== Material provided ==
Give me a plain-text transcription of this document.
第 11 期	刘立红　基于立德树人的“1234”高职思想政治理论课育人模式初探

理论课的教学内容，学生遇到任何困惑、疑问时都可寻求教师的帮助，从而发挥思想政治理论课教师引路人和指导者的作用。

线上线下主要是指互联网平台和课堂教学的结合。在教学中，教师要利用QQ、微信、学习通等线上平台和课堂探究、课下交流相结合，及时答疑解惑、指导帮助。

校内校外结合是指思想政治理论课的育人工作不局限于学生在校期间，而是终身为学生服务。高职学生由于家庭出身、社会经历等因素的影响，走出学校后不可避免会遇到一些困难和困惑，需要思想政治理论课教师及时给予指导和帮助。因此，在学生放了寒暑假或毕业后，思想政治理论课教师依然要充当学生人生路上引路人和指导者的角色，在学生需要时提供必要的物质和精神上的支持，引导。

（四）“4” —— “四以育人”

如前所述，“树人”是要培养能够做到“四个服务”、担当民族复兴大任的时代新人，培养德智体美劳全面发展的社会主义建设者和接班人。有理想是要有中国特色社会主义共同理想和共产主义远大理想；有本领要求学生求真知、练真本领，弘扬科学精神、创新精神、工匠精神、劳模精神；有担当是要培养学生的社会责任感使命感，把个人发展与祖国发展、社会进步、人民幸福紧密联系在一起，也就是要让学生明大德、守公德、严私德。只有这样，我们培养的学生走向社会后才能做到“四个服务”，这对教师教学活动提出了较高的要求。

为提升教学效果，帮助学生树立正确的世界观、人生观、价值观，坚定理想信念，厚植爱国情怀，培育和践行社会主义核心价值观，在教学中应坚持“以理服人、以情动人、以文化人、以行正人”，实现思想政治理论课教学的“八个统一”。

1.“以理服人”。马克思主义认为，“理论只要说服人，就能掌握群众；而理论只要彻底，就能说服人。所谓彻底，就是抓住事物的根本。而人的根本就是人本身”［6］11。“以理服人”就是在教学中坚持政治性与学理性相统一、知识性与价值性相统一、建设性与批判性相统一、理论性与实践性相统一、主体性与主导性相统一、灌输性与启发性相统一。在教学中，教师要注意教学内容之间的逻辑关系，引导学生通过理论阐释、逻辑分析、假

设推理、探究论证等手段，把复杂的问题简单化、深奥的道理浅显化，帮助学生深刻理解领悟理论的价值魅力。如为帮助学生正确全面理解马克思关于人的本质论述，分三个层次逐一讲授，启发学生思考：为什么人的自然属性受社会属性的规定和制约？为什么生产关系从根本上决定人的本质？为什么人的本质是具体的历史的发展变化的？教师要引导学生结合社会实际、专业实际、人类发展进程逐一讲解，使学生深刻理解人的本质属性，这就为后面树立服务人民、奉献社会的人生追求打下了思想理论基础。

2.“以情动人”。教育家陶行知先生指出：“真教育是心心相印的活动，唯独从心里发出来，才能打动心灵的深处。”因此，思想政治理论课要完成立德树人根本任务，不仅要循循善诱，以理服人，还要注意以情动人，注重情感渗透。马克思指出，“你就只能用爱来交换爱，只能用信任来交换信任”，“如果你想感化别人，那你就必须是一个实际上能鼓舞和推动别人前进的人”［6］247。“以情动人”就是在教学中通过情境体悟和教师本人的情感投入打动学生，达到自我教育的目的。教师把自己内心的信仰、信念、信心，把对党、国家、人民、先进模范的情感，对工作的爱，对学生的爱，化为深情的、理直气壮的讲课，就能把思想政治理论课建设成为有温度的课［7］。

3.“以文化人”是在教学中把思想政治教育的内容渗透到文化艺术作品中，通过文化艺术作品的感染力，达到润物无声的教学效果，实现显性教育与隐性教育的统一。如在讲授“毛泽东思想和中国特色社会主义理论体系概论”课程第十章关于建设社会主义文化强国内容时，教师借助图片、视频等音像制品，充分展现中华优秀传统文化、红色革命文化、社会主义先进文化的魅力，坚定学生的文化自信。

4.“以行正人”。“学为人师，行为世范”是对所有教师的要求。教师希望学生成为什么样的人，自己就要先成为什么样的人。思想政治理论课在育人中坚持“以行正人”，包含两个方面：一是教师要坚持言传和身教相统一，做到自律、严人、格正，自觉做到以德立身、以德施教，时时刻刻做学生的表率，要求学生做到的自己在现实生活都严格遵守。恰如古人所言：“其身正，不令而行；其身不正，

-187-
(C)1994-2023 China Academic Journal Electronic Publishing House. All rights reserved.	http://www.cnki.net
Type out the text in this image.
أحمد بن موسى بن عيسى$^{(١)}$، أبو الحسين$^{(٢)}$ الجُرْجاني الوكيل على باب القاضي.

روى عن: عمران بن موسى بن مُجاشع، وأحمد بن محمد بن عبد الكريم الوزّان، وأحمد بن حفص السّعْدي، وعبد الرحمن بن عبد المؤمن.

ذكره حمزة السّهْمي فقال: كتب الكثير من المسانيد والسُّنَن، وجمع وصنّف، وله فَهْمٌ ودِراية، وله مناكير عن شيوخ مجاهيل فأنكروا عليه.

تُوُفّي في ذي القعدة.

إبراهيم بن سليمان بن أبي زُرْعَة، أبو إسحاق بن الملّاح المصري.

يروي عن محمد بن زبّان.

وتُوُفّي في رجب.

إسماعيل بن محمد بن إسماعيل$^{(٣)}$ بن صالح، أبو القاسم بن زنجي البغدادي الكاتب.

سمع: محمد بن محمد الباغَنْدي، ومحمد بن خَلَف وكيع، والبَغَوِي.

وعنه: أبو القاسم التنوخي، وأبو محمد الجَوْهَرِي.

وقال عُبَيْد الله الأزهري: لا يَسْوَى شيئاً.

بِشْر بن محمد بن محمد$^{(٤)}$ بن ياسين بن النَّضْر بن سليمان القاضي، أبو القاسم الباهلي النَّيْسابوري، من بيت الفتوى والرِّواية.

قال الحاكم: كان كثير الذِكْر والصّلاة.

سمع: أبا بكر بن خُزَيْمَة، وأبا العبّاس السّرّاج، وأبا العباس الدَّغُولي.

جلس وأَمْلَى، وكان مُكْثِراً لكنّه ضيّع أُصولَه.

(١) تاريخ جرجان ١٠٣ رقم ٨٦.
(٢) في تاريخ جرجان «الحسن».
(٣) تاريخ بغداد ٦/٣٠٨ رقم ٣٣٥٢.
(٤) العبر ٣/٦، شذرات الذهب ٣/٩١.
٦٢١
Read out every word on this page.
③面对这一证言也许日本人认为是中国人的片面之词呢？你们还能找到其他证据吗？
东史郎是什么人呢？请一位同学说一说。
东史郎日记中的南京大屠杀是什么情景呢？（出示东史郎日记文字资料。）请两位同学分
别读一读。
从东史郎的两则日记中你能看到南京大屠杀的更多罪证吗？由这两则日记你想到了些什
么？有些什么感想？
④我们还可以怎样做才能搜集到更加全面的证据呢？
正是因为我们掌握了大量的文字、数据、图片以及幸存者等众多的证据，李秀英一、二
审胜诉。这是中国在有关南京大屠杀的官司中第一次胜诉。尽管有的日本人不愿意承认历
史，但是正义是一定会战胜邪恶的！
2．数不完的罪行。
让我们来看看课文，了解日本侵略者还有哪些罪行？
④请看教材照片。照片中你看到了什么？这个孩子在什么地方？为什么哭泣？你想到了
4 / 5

== Set exercise ==
Your task is to print all of the records exactly.

== Solved exercise ==
Give me a plain-text transcription of this document.
第 11 期	刘立红　基于立德树人的“1234”高职思想政治理论课育人模式初探

理论课的教学内容，学生遇到任何困惑、疑问时都可寻求教师的帮助，从而发挥思想政治理论课教师引路人和指导者的作用。

线上线下主要是指互联网平台和课堂教学的结合。在教学中，教师要利用QQ、微信、学习通等线上平台和课堂探究、课下交流相结合，及时答疑解惑、指导帮助。

校内校外结合是指思想政治理论课的育人工作不局限于学生在校期间，而是终身为学生服务。高职学生由于家庭出身、社会经历等因素的影响，走出学校后不可避免会遇到一些困难和困惑，需要思想政治理论课教师及时给予指导和帮助。因此，在学生放了寒暑假或毕业后，思想政治理论课教师依然要充当学生人生路上引路人和指导者的角色，在学生需要时提供必要的物质和精神上的支持，引导。

（四）“4” —— “四以育人”

如前所述，“树人”是要培养能够做到“四个服务”、担当民族复兴大任的时代新人，培养德智体美劳全面发展的社会主义建设者和接班人。有理想是要有中国特色社会主义共同理想和共产主义远大理想；有本领要求学生求真知、练真本领，弘扬科学精神、创新精神、工匠精神、劳模精神；有担当是要培养学生的社会责任感使命感，把个人发展与祖国发展、社会进步、人民幸福紧密联系在一起，也就是要让学生明大德、守公德、严私德。只有这样，我们培养的学生走向社会后才能做到“四个服务”，这对教师教学活动提出了较高的要求。

为提升教学效果，帮助学生树立正确的世界观、人生观、价值观，坚定理想信念，厚植爱国情怀，培育和践行社会主义核心价值观，在教学中应坚持“以理服人、以情动人、以文化人、以行正人”，实现思想政治理论课教学的“八个统一”。

1.“以理服人”。马克思主义认为，“理论只要说服人，就能掌握群众；而理论只要彻底，就能说服人。所谓彻底，就是抓住事物的根本。而人的根本就是人本身”［6］11。“以理服人”就是在教学中坚持政治性与学理性相统一、知识性与价值性相统一、建设性与批判性相统一、理论性与实践性相统一、主体性与主导性相统一、灌输性与启发性相统一。在教学中，教师要注意教学内容之间的逻辑关系，引导学生通过理论阐释、逻辑分析、假

设推理、探究论证等手段，把复杂的问题简单化、深奥的道理浅显化，帮助学生深刻理解领悟理论的价值魅力。如为帮助学生正确全面理解马克思关于人的本质论述，分三个层次逐一讲授，启发学生思考：为什么人的自然属性受社会属性的规定和制约？为什么生产关系从根本上决定人的本质？为什么人的本质是具体的历史的发展变化的？教师要引导学生结合社会实际、专业实际、人类发展进程逐一讲解，使学生深刻理解人的本质属性，这就为后面树立服务人民、奉献社会的人生追求打下了思想理论基础。

2.“以情动人”。教育家陶行知先生指出：“真教育是心心相印的活动，唯独从心里发出来，才能打动心灵的深处。”因此，思想政治理论课要完成立德树人根本任务，不仅要循循善诱，以理服人，还要注意以情动人，注重情感渗透。马克思指出，“你就只能用爱来交换爱，只能用信任来交换信任”，“如果你想感化别人，那你就必须是一个实际上能鼓舞和推动别人前进的人”［6］247。“以情动人”就是在教学中通过情境体悟和教师本人的情感投入打动学生，达到自我教育的目的。教师把自己内心的信仰、信念、信心，把对党、国家、人民、先进模范的情感，对工作的爱，对学生的爱，化为深情的、理直气壮的讲课，就能把思想政治理论课建设成为有温度的课［7］。

3.“以文化人”是在教学中把思想政治教育的内容渗透到文化艺术作品中，通过文化艺术作品的感染力，达到润物无声的教学效果，实现显性教育与隐性教育的统一。如在讲授“毛泽东思想和中国特色社会主义理论体系概论”课程第十章关于建设社会主义文化强国内容时，教师借助图片、视频等音像制品，充分展现中华优秀传统文化、红色革命文化、社会主义先进文化的魅力，坚定学生的文化自信。

4.“以行正人”。“学为人师，行为世范”是对所有教师的要求。教师希望学生成为什么样的人，自己就要先成为什么样的人。思想政治理论课在育人中坚持“以行正人”，包含两个方面：一是教师要坚持言传和身教相统一，做到自律、严人、格正，自觉做到以德立身、以德施教，时时刻刻做学生的表率，要求学生做到的自己在现实生活都严格遵守。恰如古人所言：“其身正，不令而行；其身不正，

-187-
(C)1994-2023 China Academic Journal Electronic Publishing House. All rights reserved.	http://www.cnki.net
Type out the text in this image.
أحمد بن موسى بن عيسى$^{(١)}$، أبو الحسين$^{(٢)}$ الجُرْجاني الوكيل على باب القاضي.

روى عن: عمران بن موسى بن مُجاشع، وأحمد بن محمد بن عبد الكريم الوزّان، وأحمد بن حفص السّعْدي، وعبد الرحمن بن عبد المؤمن.

ذكره حمزة السّهْمي فقال: كتب الكثير من المسانيد والسُّنَن، وجمع وصنّف، وله فَهْمٌ ودِراية، وله مناكير عن شيوخ مجاهيل فأنكروا عليه.

تُوُفّي في ذي القعدة.

إبراهيم بن سليمان بن أبي زُرْعَة، أبو إسحاق بن الملّاح المصري.

يروي عن محمد بن زبّان.

وتُوُفّي في رجب.

إسماعيل بن محمد بن إسماعيل$^{(٣)}$ بن صالح، أبو القاسم بن زنجي البغدادي الكاتب.

سمع: محمد بن محمد الباغَنْدي، ومحمد بن خَلَف وكيع، والبَغَوِي.

وعنه: أبو القاسم التنوخي، وأبو محمد الجَوْهَرِي.

وقال عُبَيْد الله الأزهري: لا يَسْوَى شيئاً.

بِشْر بن محمد بن محمد$^{(٤)}$ بن ياسين بن النَّضْر بن سليمان القاضي، أبو القاسم الباهلي النَّيْسابوري، من بيت الفتوى والرِّواية.

قال الحاكم: كان كثير الذِكْر والصّلاة.

سمع: أبا بكر بن خُزَيْمَة، وأبا العبّاس السّرّاج، وأبا العباس الدَّغُولي.

جلس وأَمْلَى، وكان مُكْثِراً لكنّه ضيّع أُصولَه.

(١) تاريخ جرجان ١٠٣ رقم ٨٦.
(٢) في تاريخ جرجان «الحسن».
(٣) تاريخ بغداد ٦/٣٠٨ رقم ٣٣٥٢.
(٤) العبر ٣/٦، شذرات الذهب ٣/٩١.
٦٢١
Read out every word on this page.
③面对这一证言也许日本人认为是中国人的片面之词呢？你们还能找到其他证据吗？
东史郎是什么人呢？请一位同学说一说。
东史郎日记中的南京大屠杀是什么情景呢？（出示东史郎日记文字资料。）请两位同学分
别读一读。
从东史郎的两则日记中你能看到南京大屠杀的更多罪证吗？由这两则日记你想到了些什
么？有些什么感想？
④我们还可以怎样做才能搜集到更加全面的证据呢？
正是因为我们掌握了大量的文字、数据、图片以及幸存者等众多的证据，李秀英一、二
审胜诉。这是中国在有关南京大屠杀的官司中第一次胜诉。尽管有的日本人不愿意承认历
史，但是正义是一定会战胜邪恶的！
2．数不完的罪行。
让我们来看看课文，了解日本侵略者还有哪些罪行？
④请看教材照片。照片中你看到了什么？这个孩子在什么地方？为什么哭泣？你想到了
4 / 5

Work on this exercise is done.